[Data entries]
________________________

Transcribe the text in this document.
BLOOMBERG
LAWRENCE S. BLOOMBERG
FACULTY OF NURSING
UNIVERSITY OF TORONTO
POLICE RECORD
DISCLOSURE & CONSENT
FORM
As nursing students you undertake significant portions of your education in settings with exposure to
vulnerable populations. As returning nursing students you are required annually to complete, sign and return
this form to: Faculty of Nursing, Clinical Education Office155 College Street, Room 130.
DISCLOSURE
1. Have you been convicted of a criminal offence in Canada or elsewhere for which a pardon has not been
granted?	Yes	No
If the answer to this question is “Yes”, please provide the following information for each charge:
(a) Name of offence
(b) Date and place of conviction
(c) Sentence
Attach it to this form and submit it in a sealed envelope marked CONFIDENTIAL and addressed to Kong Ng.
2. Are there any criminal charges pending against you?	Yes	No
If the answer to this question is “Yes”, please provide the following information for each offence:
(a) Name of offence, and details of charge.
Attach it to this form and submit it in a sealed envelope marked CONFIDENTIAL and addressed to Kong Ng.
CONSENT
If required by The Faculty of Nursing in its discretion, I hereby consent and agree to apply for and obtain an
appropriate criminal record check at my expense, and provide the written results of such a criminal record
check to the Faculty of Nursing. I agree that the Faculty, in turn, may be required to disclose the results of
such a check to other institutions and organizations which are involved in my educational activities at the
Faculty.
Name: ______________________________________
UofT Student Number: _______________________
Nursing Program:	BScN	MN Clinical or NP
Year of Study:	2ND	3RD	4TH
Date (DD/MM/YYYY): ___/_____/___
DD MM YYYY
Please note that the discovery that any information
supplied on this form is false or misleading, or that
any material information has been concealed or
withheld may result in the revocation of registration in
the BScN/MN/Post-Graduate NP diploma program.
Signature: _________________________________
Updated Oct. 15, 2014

________________________

TASK REQUIREMENTS → Make an exact copy of the material above.

THE SOLUTION →
Transcribe the text in this document.
BLOOMBERG
LAWRENCE S. BLOOMBERG
FACULTY OF NURSING
UNIVERSITY OF TORONTO
POLICE RECORD
DISCLOSURE & CONSENT
FORM
As nursing students you undertake significant portions of your education in settings with exposure to
vulnerable populations. As returning nursing students you are required annually to complete, sign and return
this form to: Faculty of Nursing, Clinical Education Office155 College Street, Room 130.
DISCLOSURE
1. Have you been convicted of a criminal offence in Canada or elsewhere for which a pardon has not been
granted?	Yes	No
If the answer to this question is “Yes”, please provide the following information for each charge:
(a) Name of offence
(b) Date and place of conviction
(c) Sentence
Attach it to this form and submit it in a sealed envelope marked CONFIDENTIAL and addressed to Kong Ng.
2. Are there any criminal charges pending against you?	Yes	No
If the answer to this question is “Yes”, please provide the following information for each offence:
(a) Name of offence, and details of charge.
Attach it to this form and submit it in a sealed envelope marked CONFIDENTIAL and addressed to Kong Ng.
CONSENT
If required by The Faculty of Nursing in its discretion, I hereby consent and agree to apply for and obtain an
appropriate criminal record check at my expense, and provide the written results of such a criminal record
check to the Faculty of Nursing. I agree that the Faculty, in turn, may be required to disclose the results of
such a check to other institutions and organizations which are involved in my educational activities at the
Faculty.
Name: ______________________________________
UofT Student Number: _______________________
Nursing Program:	BScN	MN Clinical or NP
Year of Study:	2ND	3RD	4TH
Date (DD/MM/YYYY): ___/_____/___
DD MM YYYY
Please note that the discovery that any information
supplied on this form is false or misleading, or that
any material information has been concealed or
withheld may result in the revocation of registration in
the BScN/MN/Post-Graduate NP diploma program.
Signature: _________________________________
Updated Oct. 15, 2014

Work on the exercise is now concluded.